== Required task 1 ==
According to the McDonald's article, who did the board name as the new CEO and president?
== Required task 2 ==
Transcribe the entries word for word. Begin at the line that has "toner-label: Y: [674, 36, 680, 46]" and stop after the line that has "preview-tab[interactable]: Aperçu document: [115, 7, 216, 27]".
─── Reading text ───
McDonald’s Corporation announced that its chief executive officer, CEO, has been forced out of the company for having a consensual relationship with an employee.

The relationship was a violation of company policy, McDonald’s said. And it accused CEO Steve Easterbrook, who also served as the company’s president, of showing bad judgment.

McDonald’s bars supervisors from having romantic relationships with employees who directly or indirectly report to them.

In an email to employees, Easterbrook admitted he had a relationship with an employee and that it was a mistake.

“Given the values of the company, I agree…that it is time for me to move on,” Easterbrook said in the email.

McDonald’s board of directors voted on Easterbrook’s employment Friday after an investigation into his relationship. He will also be leaving the company’s board of directors. Easterbrook was appointed as CEO in 2015.

McDonald’s would not provide details about the employee with whom Easterbrook had a relationship. A lawyer for Easterbrook would not answer questions.

The board of directors named Chris Kempczinski as its new CEO and president. He recently served as president of McDonald’s USA.

Two weeks ago, McDonald’s reported a 2 percent drop in profits for the three month reporting period ending on September 30, 2019. During that period, the company said it spent a lot of money remodeling its stores and expanding delivery service. McDonald’s also has reported that fewer people are going to its restaurants.

The leadership change is unrelated to McDonald’s operational or financial performance, the company said in a press release.

McDonald’s decision to remove its CEO may show there has been progress on workplace issues as a result of the #MeToo movement, said Carl Tobias. He teaches law at the University of Richmond.
─── Extracted data ───
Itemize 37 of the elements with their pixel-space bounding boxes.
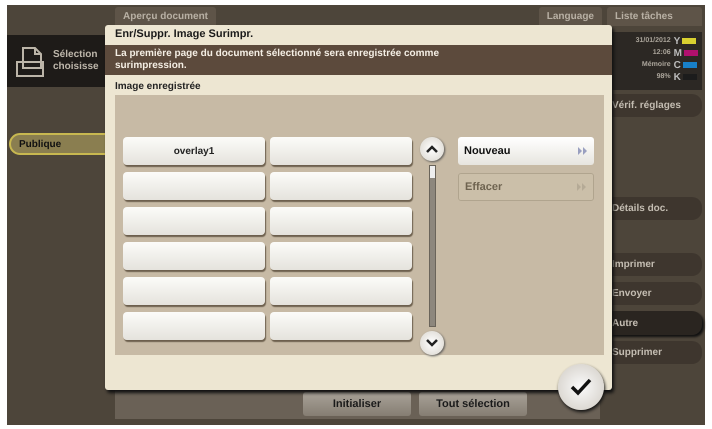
toner-label: Y: [674, 36, 680, 46]
bottom-button[interactable]: Tout sélection: [419, 392, 527, 416]
scroll-down-button[interactable]: [420, 331, 444, 355]
bottom-button[interactable]: Initialiser: [303, 392, 411, 416]
job-list-tab[interactable]: Liste tâches: [607, 7, 702, 26]
dialog-title: Enr/Suppr. Image Surimpr.: [114, 27, 254, 42]
chevron-up-icon: [426, 145, 438, 153]
image-slot[interactable]: [123, 172, 265, 200]
checkmark-icon: [570, 378, 592, 396]
image-slot[interactable]: [270, 277, 412, 305]
image-slot[interactable]: [270, 242, 412, 270]
document-icon: [13, 44, 47, 78]
image-slot[interactable]: [270, 312, 412, 340]
image-slot[interactable]: [270, 172, 412, 200]
selection-title: choisisse: [53, 61, 99, 73]
scroll-up-button[interactable]: [420, 137, 444, 161]
double-arrow-icon: [578, 147, 588, 155]
toner-label: M: [674, 48, 682, 58]
language-tab[interactable]: Language: [538, 7, 602, 27]
image-slot[interactable]: overlay1: [123, 137, 265, 165]
image-slot[interactable]: [270, 137, 412, 165]
image-slot[interactable]: [270, 207, 412, 235]
image-slot[interactable]: [123, 207, 265, 235]
toner-label: C: [674, 60, 681, 70]
folder-tab[interactable]: Publique: [9, 133, 107, 155]
scroll-thumb[interactable]: [430, 166, 434, 178]
preview-tab[interactable]: Aperçu document: [115, 7, 216, 27]
section-label: Image enregistrée: [115, 81, 202, 94]
dialog-message: La première page du document sélectionné sera enregistrée comme surimpression.: [105, 45, 612, 75]
image-slot[interactable]: [123, 242, 265, 270]
action-button[interactable]: Nouveau: [458, 137, 594, 165]
selection-title: Sélection: [53, 49, 98, 61]
toner-label: K: [674, 72, 681, 82]
image-slot[interactable]: [123, 312, 265, 340]
scroll-track[interactable]: [428, 165, 436, 327]
chevron-down-icon: [426, 339, 438, 347]
image-slot[interactable]: [123, 277, 265, 305]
───
== Output 1 ==
Chris Kempczinski

== Output 2 ==
toner-label: Y: [674, 36, 680, 46]
bottom-button[interactable]: Tout sélection: [419, 392, 527, 416]
scroll-down-button[interactable]: [420, 331, 444, 355]
bottom-button[interactable]: Initialiser: [303, 392, 411, 416]
job-list-tab[interactable]: Liste tâches: [607, 7, 702, 26]
dialog-title: Enr/Suppr. Image Surimpr.: [114, 27, 254, 42]
chevron-up-icon: [426, 145, 438, 153]
image-slot[interactable]: [123, 172, 265, 200]
checkmark-icon: [570, 378, 592, 396]
image-slot[interactable]: [270, 277, 412, 305]
image-slot[interactable]: [270, 242, 412, 270]
document-icon: [13, 44, 47, 78]
image-slot[interactable]: [270, 312, 412, 340]
image-slot[interactable]: [270, 172, 412, 200]
selection-title: choisisse: [53, 61, 99, 73]
scroll-up-button[interactable]: [420, 137, 444, 161]
double-arrow-icon: [578, 147, 588, 155]
toner-label: M: [674, 48, 682, 58]
language-tab[interactable]: Language: [538, 7, 602, 27]
image-slot[interactable]: overlay1: [123, 137, 265, 165]
image-slot[interactable]: [270, 137, 412, 165]
image-slot[interactable]: [270, 207, 412, 235]
image-slot[interactable]: [123, 207, 265, 235]
toner-label: C: [674, 60, 681, 70]
folder-tab[interactable]: Publique: [9, 133, 107, 155]
scroll-thumb[interactable]: [430, 166, 434, 178]
preview-tab[interactable]: Aperçu document: [115, 7, 216, 27]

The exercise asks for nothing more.